▸ SHORT PROBLEM: Return all of the data exactly, with nothing left out but the pictures.

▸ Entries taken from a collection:

= = = = =

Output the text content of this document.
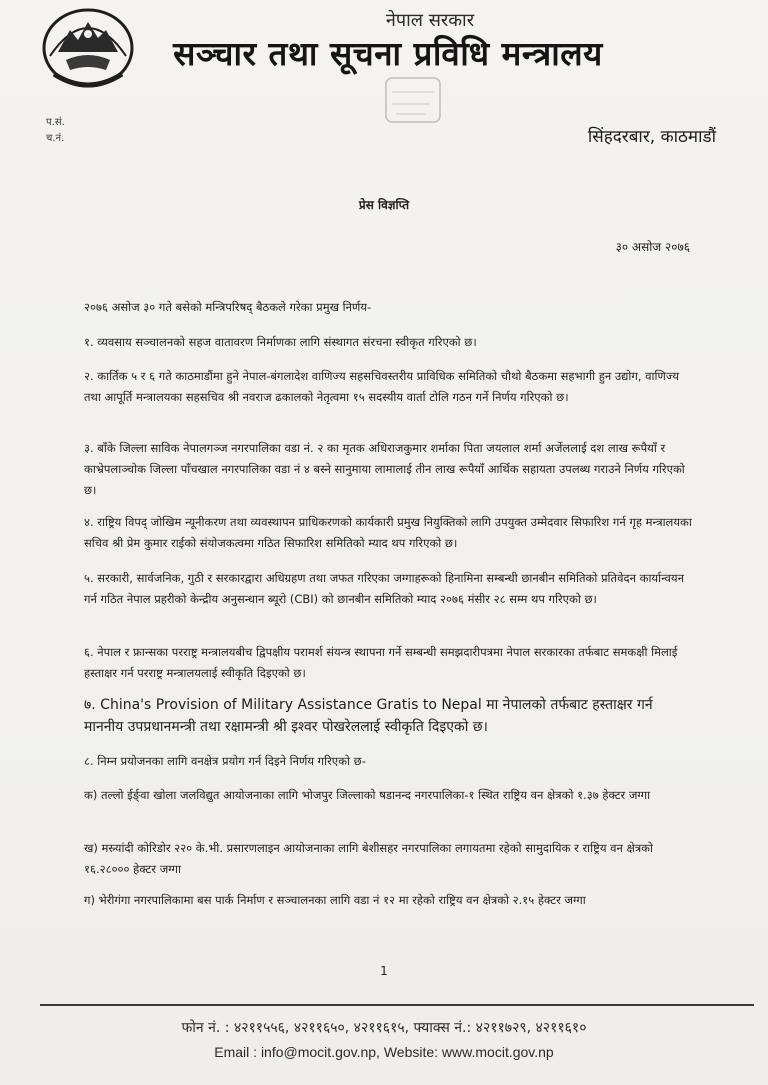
नेपाल सरकार
सञ्चार तथा सूचना प्रविधि मन्त्रालय
प.सं.
च.नं.	सिंहदरबार, काठमाडौं
प्रेस विज्ञप्ति
३० असोज २०७६
२०७६ असोज ३० गते बसेको मन्त्रिपरिषद् बैठकले गरेका प्रमुख निर्णय-
१. व्यवसाय सञ्चालनको सहज वातावरण निर्माणका लागि संस्थागत संरचना स्वीकृत गरिएको छ।
२. कार्तिक ५ र ६ गते काठमाडौंमा हुने नेपाल-बंगलादेश वाणिज्य सहसचिवस्तरीय प्राविधिक समितिको चौथो बैठकमा सहभागी हुन उद्योग, वाणिज्य तथा आपूर्ति मन्त्रालयका सहसचिव श्री नवराज ढकालको नेतृत्वमा १५ सदस्यीय वार्ता टोलि गठन गर्ने निर्णय गरिएको छ।
३. बाँके जिल्ला साविक नेपालगञ्ज नगरपालिका वडा नं. २ का मृतक अधिराजकुमार शर्माका पिता जयलाल शर्मा अर्जेललाई दश लाख रूपैयाँ र काभ्रेपलाञ्चोक जिल्ला पाँचखाल नगरपालिका वडा नं ४ बस्ने सानुमाया लामालाई तीन लाख रूपैयाँ आर्थिक सहायता उपलब्ध गराउने निर्णय गरिएको छ।
४. राष्ट्रिय विपद् जोखिम न्यूनीकरण तथा व्यवस्थापन प्राधिकरणको कार्यकारी प्रमुख नियुक्तिको लागि उपयुक्त उम्मेदवार सिफारिश गर्न गृह मन्त्रालयका सचिव श्री प्रेम कुमार राईको संयोजकत्वमा गठित सिफारिश समितिको म्याद थप गरिएको छ।
५. सरकारी, सार्वजनिक, गुठी र सरकारद्वारा अधिग्रहण तथा जफत गरिएका जग्गाहरूको हिनामिना सम्बन्धी छानबीन समितिको प्रतिवेदन कार्यान्वयन गर्न गठित नेपाल प्रहरीको केन्द्रीय अनुसन्धान ब्यूरो (CBI) को छानबीन समितिको म्याद २०७६ मंसीर २८ सम्म थप गरिएको छ।
६. नेपाल र फ्रान्सका परराष्ट्र मन्त्रालयबीच द्विपक्षीय परामर्श संयन्त्र स्थापना गर्ने सम्बन्धी समझदारीपत्रमा नेपाल सरकारका तर्फबाट समकक्षी मिलाई हस्ताक्षर गर्न परराष्ट्र मन्त्रालयलाई स्वीकृति दिइएको छ।
७. China's Provision of Military Assistance Gratis to Nepal मा नेपालको तर्फबाट हस्ताक्षर गर्न माननीय उपप्रधानमन्त्री तथा रक्षामन्त्री श्री इश्वर पोखरेललाई स्वीकृति दिइएको छ।
८. निम्न प्रयोजनका लागि वनक्षेत्र प्रयोग गर्न दिइने निर्णय गरिएको छ-
क) तल्लो ईर्ङ्वा खोला जलविद्युत आयोजनाका लागि भोजपुर जिल्लाको षडानन्द नगरपालिका-१ स्थित राष्ट्रिय वन क्षेत्रको १.३७ हेक्टर जग्गा
ख) मस्र्यांदी कोरिडोर २२० के.भी. प्रसारणलाइन आयोजनाका लागि बेशीसहर नगरपालिका लगायतमा रहेको सामुदायिक र राष्ट्रिय वन क्षेत्रको १६.२८००० हेक्टर जग्गा
ग) भेरीगंगा नगरपालिकामा बस पार्क निर्माण र सञ्चालनका लागि वडा नं १२ मा रहेको राष्ट्रिय वन क्षेत्रको २.१५ हेक्टर जग्गा
1
फोन नं. : ४२११५५६, ४२११६५०, ४२११६१५, फ्याक्स नं.: ४२११७२९, ४२११६१०
Email : info@mocit.gov.np, Website: www.mocit.gov.np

= = = = =

▸ TASK RESPONSE:
Output the text content of this document.
नेपाल सरकार
सञ्चार तथा सूचना प्रविधि मन्त्रालय
प.सं.
च.नं.	सिंहदरबार, काठमाडौं
प्रेस विज्ञप्ति
३० असोज २०७६
२०७६ असोज ३० गते बसेको मन्त्रिपरिषद् बैठकले गरेका प्रमुख निर्णय-
१. व्यवसाय सञ्चालनको सहज वातावरण निर्माणका लागि संस्थागत संरचना स्वीकृत गरिएको छ।
२. कार्तिक ५ र ६ गते काठमाडौंमा हुने नेपाल-बंगलादेश वाणिज्य सहसचिवस्तरीय प्राविधिक समितिको चौथो बैठकमा सहभागी हुन उद्योग, वाणिज्य तथा आपूर्ति मन्त्रालयका सहसचिव श्री नवराज ढकालको नेतृत्वमा १५ सदस्यीय वार्ता टोलि गठन गर्ने निर्णय गरिएको छ।
३. बाँके जिल्ला साविक नेपालगञ्ज नगरपालिका वडा नं. २ का मृतक अधिराजकुमार शर्माका पिता जयलाल शर्मा अर्जेललाई दश लाख रूपैयाँ र काभ्रेपलाञ्चोक जिल्ला पाँचखाल नगरपालिका वडा नं ४ बस्ने सानुमाया लामालाई तीन लाख रूपैयाँ आर्थिक सहायता उपलब्ध गराउने निर्णय गरिएको छ।
४. राष्ट्रिय विपद् जोखिम न्यूनीकरण तथा व्यवस्थापन प्राधिकरणको कार्यकारी प्रमुख नियुक्तिको लागि उपयुक्त उम्मेदवार सिफारिश गर्न गृह मन्त्रालयका सचिव श्री प्रेम कुमार राईको संयोजकत्वमा गठित सिफारिश समितिको म्याद थप गरिएको छ।
५. सरकारी, सार्वजनिक, गुठी र सरकारद्वारा अधिग्रहण तथा जफत गरिएका जग्गाहरूको हिनामिना सम्बन्धी छानबीन समितिको प्रतिवेदन कार्यान्वयन गर्न गठित नेपाल प्रहरीको केन्द्रीय अनुसन्धान ब्यूरो (CBI) को छानबीन समितिको म्याद २०७६ मंसीर २८ सम्म थप गरिएको छ।
६. नेपाल र फ्रान्सका परराष्ट्र मन्त्रालयबीच द्विपक्षीय परामर्श संयन्त्र स्थापना गर्ने सम्बन्धी समझदारीपत्रमा नेपाल सरकारका तर्फबाट समकक्षी मिलाई हस्ताक्षर गर्न परराष्ट्र मन्त्रालयलाई स्वीकृति दिइएको छ।
७. China's Provision of Military Assistance Gratis to Nepal मा नेपालको तर्फबाट हस्ताक्षर गर्न माननीय उपप्रधानमन्त्री तथा रक्षामन्त्री श्री इश्वर पोखरेललाई स्वीकृति दिइएको छ।
८. निम्न प्रयोजनका लागि वनक्षेत्र प्रयोग गर्न दिइने निर्णय गरिएको छ-
क) तल्लो ईर्ङ्वा खोला जलविद्युत आयोजनाका लागि भोजपुर जिल्लाको षडानन्द नगरपालिका-१ स्थित राष्ट्रिय वन क्षेत्रको १.३७ हेक्टर जग्गा
ख) मस्र्यांदी कोरिडोर २२० के.भी. प्रसारणलाइन आयोजनाका लागि बेशीसहर नगरपालिका लगायतमा रहेको सामुदायिक र राष्ट्रिय वन क्षेत्रको १६.२८००० हेक्टर जग्गा
ग) भेरीगंगा नगरपालिकामा बस पार्क निर्माण र सञ्चालनका लागि वडा नं १२ मा रहेको राष्ट्रिय वन क्षेत्रको २.१५ हेक्टर जग्गा
1
फोन नं. : ४२११५५६, ४२११६५०, ४२११६१५, फ्याक्स नं.: ४२११७२९, ४२११६१०
Email : info@mocit.gov.np, Website: www.mocit.gov.np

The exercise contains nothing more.